__Task brief__:
Write out all the material exactly. Leave nothing out.

-- Begin Supplied material --

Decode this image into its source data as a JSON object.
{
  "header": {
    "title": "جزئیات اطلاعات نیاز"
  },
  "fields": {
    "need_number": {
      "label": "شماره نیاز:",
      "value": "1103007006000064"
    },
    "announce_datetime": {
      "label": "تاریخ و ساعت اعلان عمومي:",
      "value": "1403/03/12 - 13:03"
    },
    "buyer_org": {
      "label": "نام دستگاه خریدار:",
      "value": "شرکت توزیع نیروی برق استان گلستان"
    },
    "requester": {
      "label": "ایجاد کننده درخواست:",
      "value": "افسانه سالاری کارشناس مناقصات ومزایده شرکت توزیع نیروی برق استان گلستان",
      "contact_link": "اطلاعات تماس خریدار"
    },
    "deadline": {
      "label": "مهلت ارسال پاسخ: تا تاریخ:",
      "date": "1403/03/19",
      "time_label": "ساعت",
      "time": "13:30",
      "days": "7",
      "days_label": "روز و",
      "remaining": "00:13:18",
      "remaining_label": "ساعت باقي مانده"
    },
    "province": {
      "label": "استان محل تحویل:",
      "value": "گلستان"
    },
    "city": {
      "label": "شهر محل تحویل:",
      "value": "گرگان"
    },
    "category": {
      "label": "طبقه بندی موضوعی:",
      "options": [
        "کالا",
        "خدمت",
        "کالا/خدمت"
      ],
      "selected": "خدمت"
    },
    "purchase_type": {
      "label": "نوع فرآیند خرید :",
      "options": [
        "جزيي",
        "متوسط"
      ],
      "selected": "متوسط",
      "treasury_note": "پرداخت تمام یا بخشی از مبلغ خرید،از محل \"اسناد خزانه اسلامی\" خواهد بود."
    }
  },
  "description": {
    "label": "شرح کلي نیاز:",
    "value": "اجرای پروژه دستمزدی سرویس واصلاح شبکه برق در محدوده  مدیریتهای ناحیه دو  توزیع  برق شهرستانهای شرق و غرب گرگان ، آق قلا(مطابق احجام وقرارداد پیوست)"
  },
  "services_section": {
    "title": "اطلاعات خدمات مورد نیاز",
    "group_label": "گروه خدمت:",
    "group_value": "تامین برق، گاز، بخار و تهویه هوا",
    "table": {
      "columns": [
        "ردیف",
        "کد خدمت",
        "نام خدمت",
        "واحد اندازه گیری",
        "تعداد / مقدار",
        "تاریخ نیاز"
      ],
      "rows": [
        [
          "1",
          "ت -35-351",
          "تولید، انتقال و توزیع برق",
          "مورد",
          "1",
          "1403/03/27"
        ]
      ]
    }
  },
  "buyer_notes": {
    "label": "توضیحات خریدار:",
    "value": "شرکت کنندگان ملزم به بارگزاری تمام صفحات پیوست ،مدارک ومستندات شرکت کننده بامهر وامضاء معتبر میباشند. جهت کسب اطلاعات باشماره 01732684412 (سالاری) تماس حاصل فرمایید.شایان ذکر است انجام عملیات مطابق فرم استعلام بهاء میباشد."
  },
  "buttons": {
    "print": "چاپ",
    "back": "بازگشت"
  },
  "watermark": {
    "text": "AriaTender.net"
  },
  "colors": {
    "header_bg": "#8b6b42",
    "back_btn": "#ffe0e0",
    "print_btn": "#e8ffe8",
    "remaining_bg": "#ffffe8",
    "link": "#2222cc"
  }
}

-- End Supplied material --

__Finished exercise__:
Decode this image into its source data as a JSON object.
{
  "header": {
    "title": "جزئیات اطلاعات نیاز"
  },
  "fields": {
    "need_number": {
      "label": "شماره نیاز:",
      "value": "1103007006000064"
    },
    "announce_datetime": {
      "label": "تاریخ و ساعت اعلان عمومي:",
      "value": "1403/03/12 - 13:03"
    },
    "buyer_org": {
      "label": "نام دستگاه خریدار:",
      "value": "شرکت توزیع نیروی برق استان گلستان"
    },
    "requester": {
      "label": "ایجاد کننده درخواست:",
      "value": "افسانه سالاری کارشناس مناقصات ومزایده شرکت توزیع نیروی برق استان گلستان",
      "contact_link": "اطلاعات تماس خریدار"
    },
    "deadline": {
      "label": "مهلت ارسال پاسخ: تا تاریخ:",
      "date": "1403/03/19",
      "time_label": "ساعت",
      "time": "13:30",
      "days": "7",
      "days_label": "روز و",
      "remaining": "00:13:18",
      "remaining_label": "ساعت باقي مانده"
    },
    "province": {
      "label": "استان محل تحویل:",
      "value": "گلستان"
    },
    "city": {
      "label": "شهر محل تحویل:",
      "value": "گرگان"
    },
    "category": {
      "label": "طبقه بندی موضوعی:",
      "options": [
        "کالا",
        "خدمت",
        "کالا/خدمت"
      ],
      "selected": "خدمت"
    },
    "purchase_type": {
      "label": "نوع فرآیند خرید :",
      "options": [
        "جزيي",
        "متوسط"
      ],
      "selected": "متوسط",
      "treasury_note": "پرداخت تمام یا بخشی از مبلغ خرید،از محل \"اسناد خزانه اسلامی\" خواهد بود."
    }
  },
  "description": {
    "label": "شرح کلي نیاز:",
    "value": "اجرای پروژه دستمزدی سرویس واصلاح شبکه برق در محدوده  مدیریتهای ناحیه دو  توزیع  برق شهرستانهای شرق و غرب گرگان ، آق قلا(مطابق احجام وقرارداد پیوست)"
  },
  "services_section": {
    "title": "اطلاعات خدمات مورد نیاز",
    "group_label": "گروه خدمت:",
    "group_value": "تامین برق، گاز، بخار و تهویه هوا",
    "table": {
      "columns": [
        "ردیف",
        "کد خدمت",
        "نام خدمت",
        "واحد اندازه گیری",
        "تعداد / مقدار",
        "تاریخ نیاز"
      ],
      "rows": [
        [
          "1",
          "ت -35-351",
          "تولید، انتقال و توزیع برق",
          "مورد",
          "1",
          "1403/03/27"
        ]
      ]
    }
  },
  "buyer_notes": {
    "label": "توضیحات خریدار:",
    "value": "شرکت کنندگان ملزم به بارگزاری تمام صفحات پیوست ،مدارک ومستندات شرکت کننده بامهر وامضاء معتبر میباشند. جهت کسب اطلاعات باشماره 01732684412 (سالاری) تماس حاصل فرمایید.شایان ذکر است انجام عملیات مطابق فرم استعلام بهاء میباشد."
  },
  "buttons": {
    "print": "چاپ",
    "back": "بازگشت"
  },
  "watermark": {
    "text": "AriaTender.net"
  },
  "colors": {
    "header_bg": "#8b6b42",
    "back_btn": "#ffe0e0",
    "print_btn": "#e8ffe8",
    "remaining_bg": "#ffffe8",
    "link": "#2222cc"
  }
}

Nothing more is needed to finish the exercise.